### AIM
Repeat the line that contains "What's the underlying" and all lines after it through the end, exactly as they are, minus the pictures.
## BEGIN
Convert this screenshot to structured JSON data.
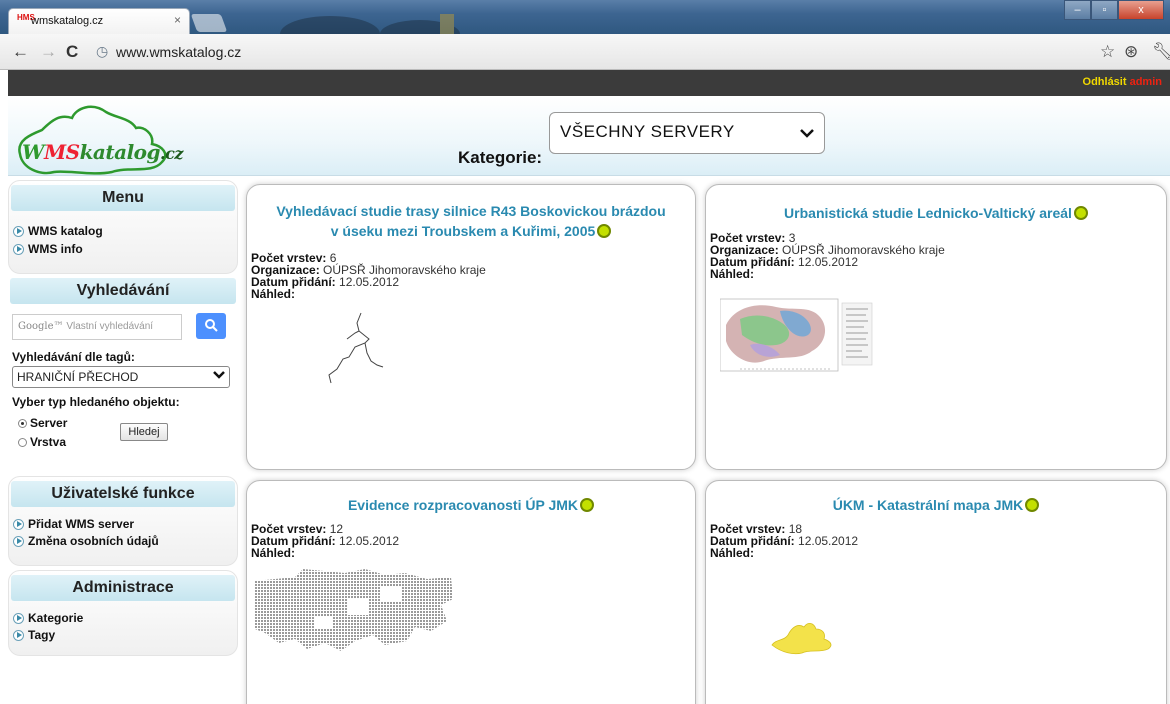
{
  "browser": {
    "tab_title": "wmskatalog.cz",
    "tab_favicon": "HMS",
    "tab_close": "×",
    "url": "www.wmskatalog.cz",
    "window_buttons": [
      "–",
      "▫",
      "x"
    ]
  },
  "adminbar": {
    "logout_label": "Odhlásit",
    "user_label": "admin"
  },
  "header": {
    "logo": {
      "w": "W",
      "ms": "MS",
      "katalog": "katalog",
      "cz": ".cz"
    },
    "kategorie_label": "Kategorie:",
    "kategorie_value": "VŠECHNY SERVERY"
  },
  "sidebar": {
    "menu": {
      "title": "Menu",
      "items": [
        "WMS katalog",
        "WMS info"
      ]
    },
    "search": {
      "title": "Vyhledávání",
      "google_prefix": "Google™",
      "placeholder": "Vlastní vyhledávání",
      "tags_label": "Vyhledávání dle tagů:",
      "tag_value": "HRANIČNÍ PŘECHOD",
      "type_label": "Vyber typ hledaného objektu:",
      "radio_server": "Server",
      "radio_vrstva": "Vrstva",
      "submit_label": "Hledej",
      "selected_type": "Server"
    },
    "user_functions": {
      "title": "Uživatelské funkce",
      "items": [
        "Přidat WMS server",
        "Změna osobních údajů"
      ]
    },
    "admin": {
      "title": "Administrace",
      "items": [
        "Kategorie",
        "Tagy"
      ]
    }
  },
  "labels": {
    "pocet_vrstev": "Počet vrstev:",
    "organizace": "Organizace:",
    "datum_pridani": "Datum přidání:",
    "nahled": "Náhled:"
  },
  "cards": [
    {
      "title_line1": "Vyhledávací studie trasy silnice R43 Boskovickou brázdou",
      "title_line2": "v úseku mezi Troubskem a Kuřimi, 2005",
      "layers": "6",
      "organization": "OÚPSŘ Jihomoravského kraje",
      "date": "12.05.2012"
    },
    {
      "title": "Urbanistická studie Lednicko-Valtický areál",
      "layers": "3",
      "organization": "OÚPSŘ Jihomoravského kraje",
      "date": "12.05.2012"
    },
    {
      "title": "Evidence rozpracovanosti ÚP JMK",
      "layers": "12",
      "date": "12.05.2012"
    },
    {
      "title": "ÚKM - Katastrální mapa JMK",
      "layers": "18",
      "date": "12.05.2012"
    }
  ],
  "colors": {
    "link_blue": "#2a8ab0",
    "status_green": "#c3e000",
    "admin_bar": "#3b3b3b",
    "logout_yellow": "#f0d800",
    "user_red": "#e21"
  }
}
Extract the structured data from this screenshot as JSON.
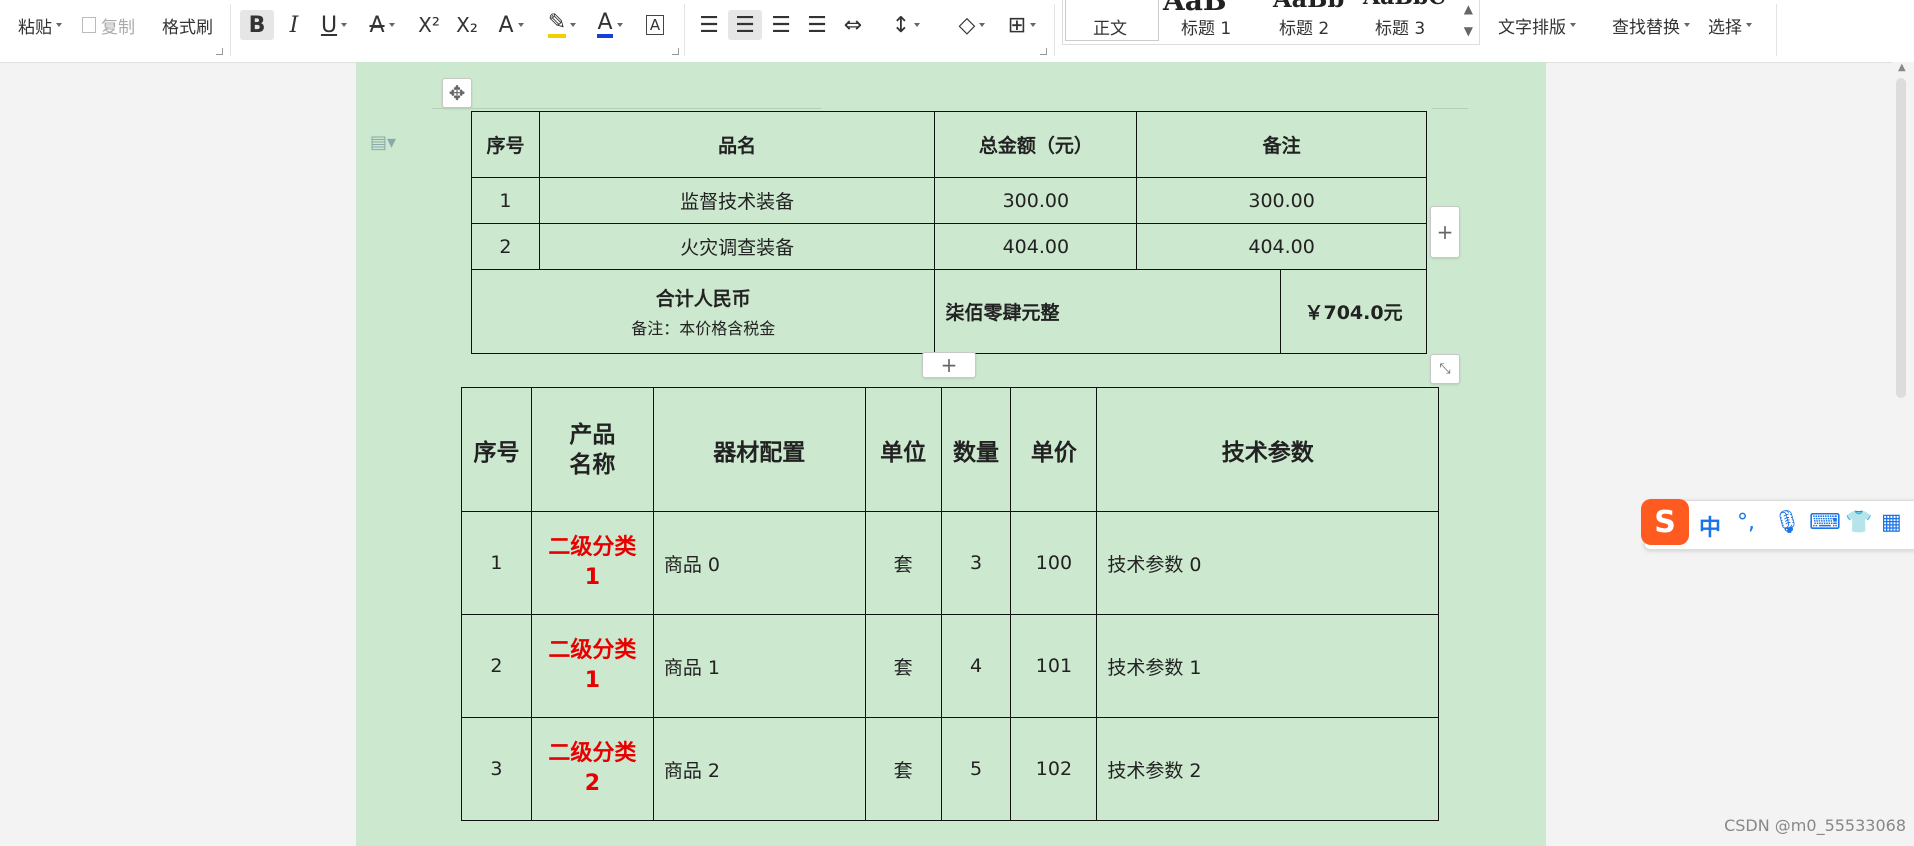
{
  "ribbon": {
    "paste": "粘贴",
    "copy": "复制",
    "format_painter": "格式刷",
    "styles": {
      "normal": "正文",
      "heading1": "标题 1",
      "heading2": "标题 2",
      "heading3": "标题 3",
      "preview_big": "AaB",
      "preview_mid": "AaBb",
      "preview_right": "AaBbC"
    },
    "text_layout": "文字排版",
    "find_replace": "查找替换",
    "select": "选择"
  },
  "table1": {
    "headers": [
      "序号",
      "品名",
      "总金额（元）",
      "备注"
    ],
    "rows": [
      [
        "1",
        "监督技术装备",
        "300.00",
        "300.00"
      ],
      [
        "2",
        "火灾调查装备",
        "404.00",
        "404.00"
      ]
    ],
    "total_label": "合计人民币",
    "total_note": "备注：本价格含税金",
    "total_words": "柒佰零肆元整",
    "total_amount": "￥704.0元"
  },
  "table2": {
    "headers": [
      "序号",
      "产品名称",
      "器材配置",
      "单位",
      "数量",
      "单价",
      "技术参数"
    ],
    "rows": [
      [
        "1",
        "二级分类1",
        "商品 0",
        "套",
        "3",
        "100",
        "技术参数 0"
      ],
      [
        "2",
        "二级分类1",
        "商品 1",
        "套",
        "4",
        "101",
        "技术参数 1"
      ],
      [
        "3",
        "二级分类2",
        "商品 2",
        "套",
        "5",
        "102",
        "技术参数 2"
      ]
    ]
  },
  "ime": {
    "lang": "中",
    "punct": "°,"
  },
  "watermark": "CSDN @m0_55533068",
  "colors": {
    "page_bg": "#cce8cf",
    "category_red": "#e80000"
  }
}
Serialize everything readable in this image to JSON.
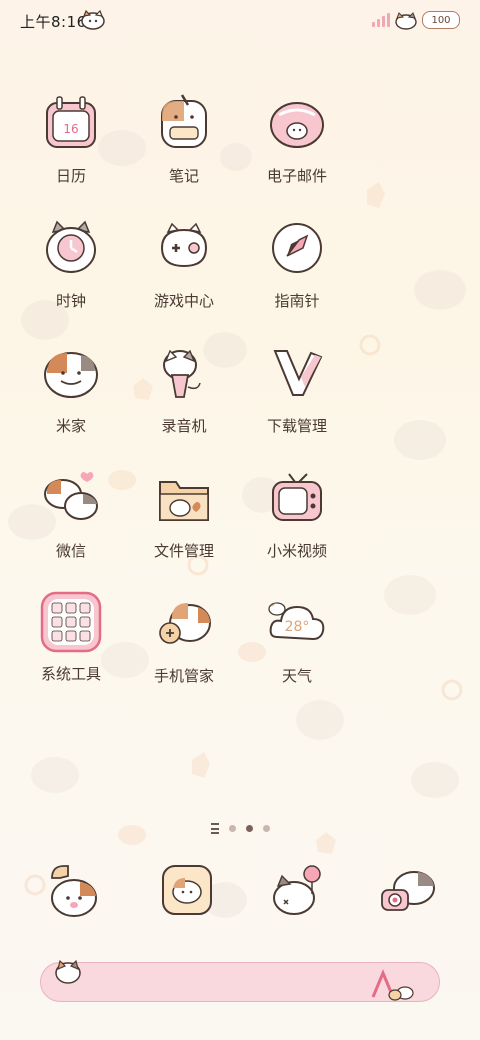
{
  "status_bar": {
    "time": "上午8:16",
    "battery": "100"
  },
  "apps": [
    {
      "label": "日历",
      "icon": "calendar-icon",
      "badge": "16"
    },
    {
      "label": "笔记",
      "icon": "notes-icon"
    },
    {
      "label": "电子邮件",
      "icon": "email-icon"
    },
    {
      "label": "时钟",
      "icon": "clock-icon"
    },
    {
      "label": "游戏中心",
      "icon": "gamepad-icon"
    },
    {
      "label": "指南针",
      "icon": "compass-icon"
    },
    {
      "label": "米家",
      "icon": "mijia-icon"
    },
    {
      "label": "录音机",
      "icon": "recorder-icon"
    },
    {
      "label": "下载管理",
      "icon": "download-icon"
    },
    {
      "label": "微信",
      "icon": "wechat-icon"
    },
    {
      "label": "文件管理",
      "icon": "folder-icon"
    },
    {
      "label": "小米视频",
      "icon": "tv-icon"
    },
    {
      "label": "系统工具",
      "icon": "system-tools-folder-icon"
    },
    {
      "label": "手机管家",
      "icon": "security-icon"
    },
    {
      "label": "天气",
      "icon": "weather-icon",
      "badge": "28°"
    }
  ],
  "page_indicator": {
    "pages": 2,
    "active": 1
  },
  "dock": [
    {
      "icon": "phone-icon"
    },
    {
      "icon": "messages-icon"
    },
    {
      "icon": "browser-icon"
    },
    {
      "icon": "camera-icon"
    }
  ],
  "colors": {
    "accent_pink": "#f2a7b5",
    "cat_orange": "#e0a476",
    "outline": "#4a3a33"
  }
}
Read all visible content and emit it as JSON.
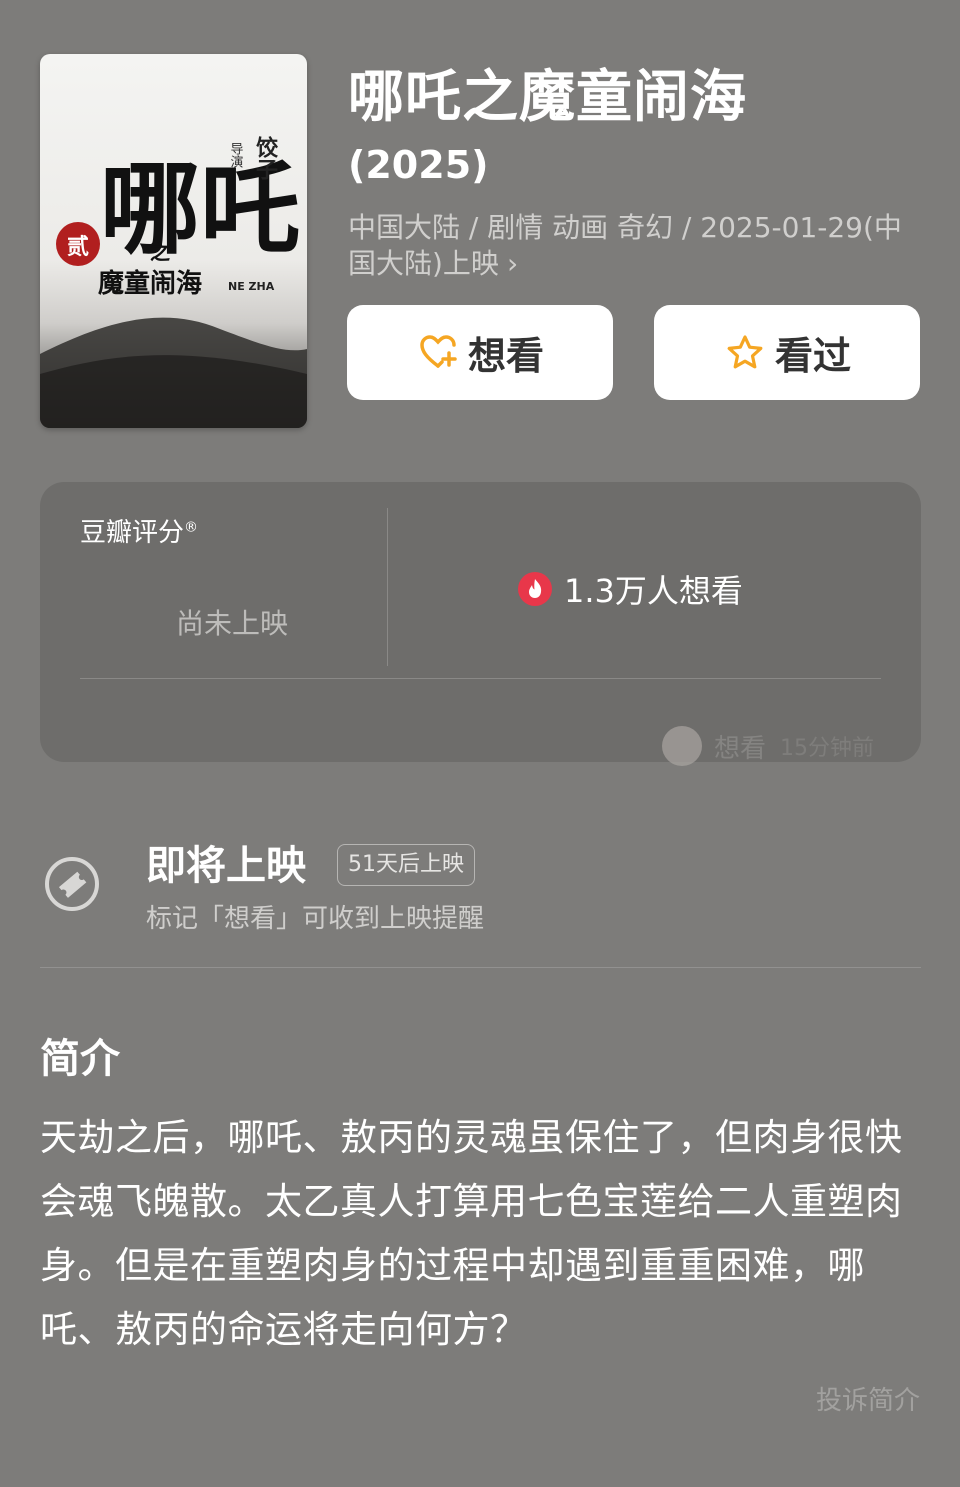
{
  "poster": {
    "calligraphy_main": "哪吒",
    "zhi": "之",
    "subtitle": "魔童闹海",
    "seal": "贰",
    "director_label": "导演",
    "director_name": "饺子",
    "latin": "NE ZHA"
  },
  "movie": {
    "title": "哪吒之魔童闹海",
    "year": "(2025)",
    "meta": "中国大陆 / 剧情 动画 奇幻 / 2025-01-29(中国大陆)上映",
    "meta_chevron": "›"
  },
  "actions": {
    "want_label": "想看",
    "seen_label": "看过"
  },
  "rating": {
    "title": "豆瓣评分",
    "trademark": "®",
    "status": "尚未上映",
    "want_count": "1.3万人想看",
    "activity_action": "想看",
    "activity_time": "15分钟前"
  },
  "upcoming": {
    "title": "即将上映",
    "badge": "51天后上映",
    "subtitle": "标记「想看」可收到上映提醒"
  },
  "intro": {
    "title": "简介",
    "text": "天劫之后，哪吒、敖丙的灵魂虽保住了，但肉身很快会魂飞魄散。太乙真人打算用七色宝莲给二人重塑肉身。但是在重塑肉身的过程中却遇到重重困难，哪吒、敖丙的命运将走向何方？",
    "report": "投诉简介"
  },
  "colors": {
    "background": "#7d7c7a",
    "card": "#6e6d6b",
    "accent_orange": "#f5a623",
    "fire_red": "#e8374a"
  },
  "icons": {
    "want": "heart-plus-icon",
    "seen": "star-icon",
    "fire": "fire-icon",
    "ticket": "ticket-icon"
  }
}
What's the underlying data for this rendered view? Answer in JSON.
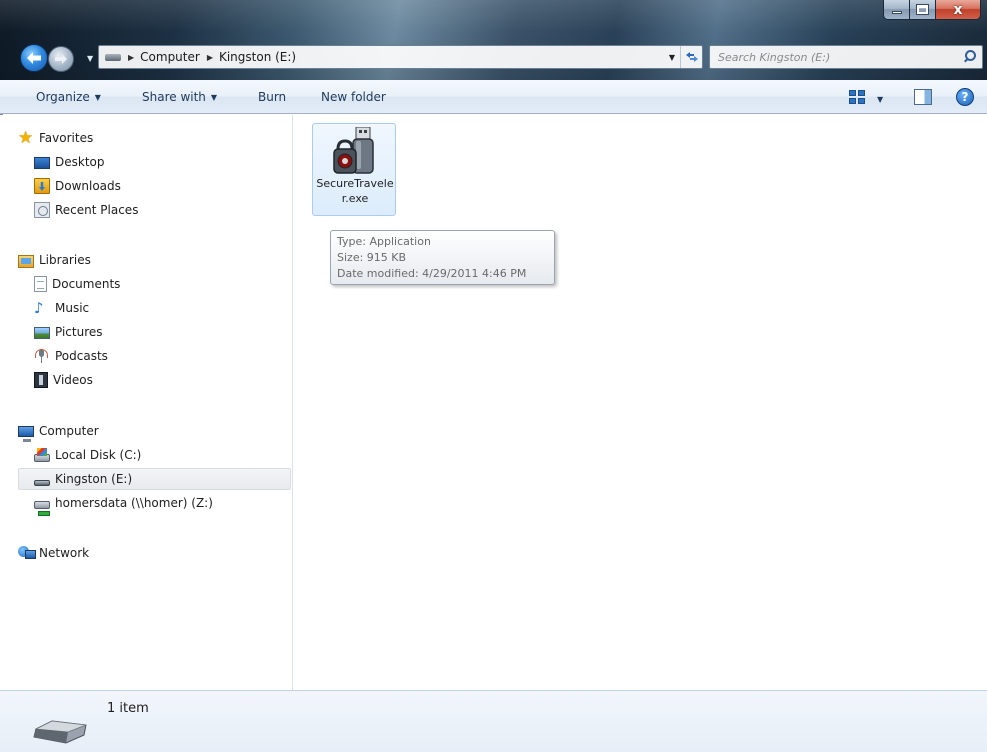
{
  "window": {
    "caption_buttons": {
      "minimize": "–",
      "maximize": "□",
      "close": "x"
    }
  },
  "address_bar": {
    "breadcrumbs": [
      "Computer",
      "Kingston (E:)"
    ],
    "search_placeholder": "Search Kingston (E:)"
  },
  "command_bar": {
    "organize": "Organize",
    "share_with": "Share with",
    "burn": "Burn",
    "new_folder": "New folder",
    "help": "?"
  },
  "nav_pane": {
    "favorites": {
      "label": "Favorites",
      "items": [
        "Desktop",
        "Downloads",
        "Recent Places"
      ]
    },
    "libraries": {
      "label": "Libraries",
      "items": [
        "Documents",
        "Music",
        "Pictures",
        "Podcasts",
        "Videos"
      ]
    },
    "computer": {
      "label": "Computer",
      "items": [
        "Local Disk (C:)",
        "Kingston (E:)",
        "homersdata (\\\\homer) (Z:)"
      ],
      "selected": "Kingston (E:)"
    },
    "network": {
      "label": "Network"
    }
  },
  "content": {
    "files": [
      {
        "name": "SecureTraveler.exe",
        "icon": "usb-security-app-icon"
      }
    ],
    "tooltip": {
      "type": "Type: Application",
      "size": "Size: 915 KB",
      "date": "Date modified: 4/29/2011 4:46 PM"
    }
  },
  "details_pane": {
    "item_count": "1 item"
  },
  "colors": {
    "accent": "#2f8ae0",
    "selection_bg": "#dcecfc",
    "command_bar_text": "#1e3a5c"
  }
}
## END
### CORRECT RESULT
What's the underlying data for this rendered view? Answer in JSON.
{
  "window": {
    "caption_buttons": {
      "minimize": "–",
      "maximize": "□",
      "close": "x"
    }
  },
  "address_bar": {
    "breadcrumbs": [
      "Computer",
      "Kingston (E:)"
    ],
    "search_placeholder": "Search Kingston (E:)"
  },
  "command_bar": {
    "organize": "Organize",
    "share_with": "Share with",
    "burn": "Burn",
    "new_folder": "New folder",
    "help": "?"
  },
  "nav_pane": {
    "favorites": {
      "label": "Favorites",
      "items": [
        "Desktop",
        "Downloads",
        "Recent Places"
      ]
    },
    "libraries": {
      "label": "Libraries",
      "items": [
        "Documents",
        "Music",
        "Pictures",
        "Podcasts",
        "Videos"
      ]
    },
    "computer": {
      "label": "Computer",
      "items": [
        "Local Disk (C:)",
        "Kingston (E:)",
        "homersdata (\\\\homer) (Z:)"
      ],
      "selected": "Kingston (E:)"
    },
    "network": {
      "label": "Network"
    }
  },
  "content": {
    "files": [
      {
        "name": "SecureTraveler.exe",
        "icon": "usb-security-app-icon"
      }
    ],
    "tooltip": {
      "type": "Type: Application",
      "size": "Size: 915 KB",
      "date": "Date modified: 4/29/2011 4:46 PM"
    }
  },
  "details_pane": {
    "item_count": "1 item"
  },
  "colors": {
    "accent": "#2f8ae0",
    "selection_bg": "#dcecfc",
    "command_bar_text": "#1e3a5c"
  }
}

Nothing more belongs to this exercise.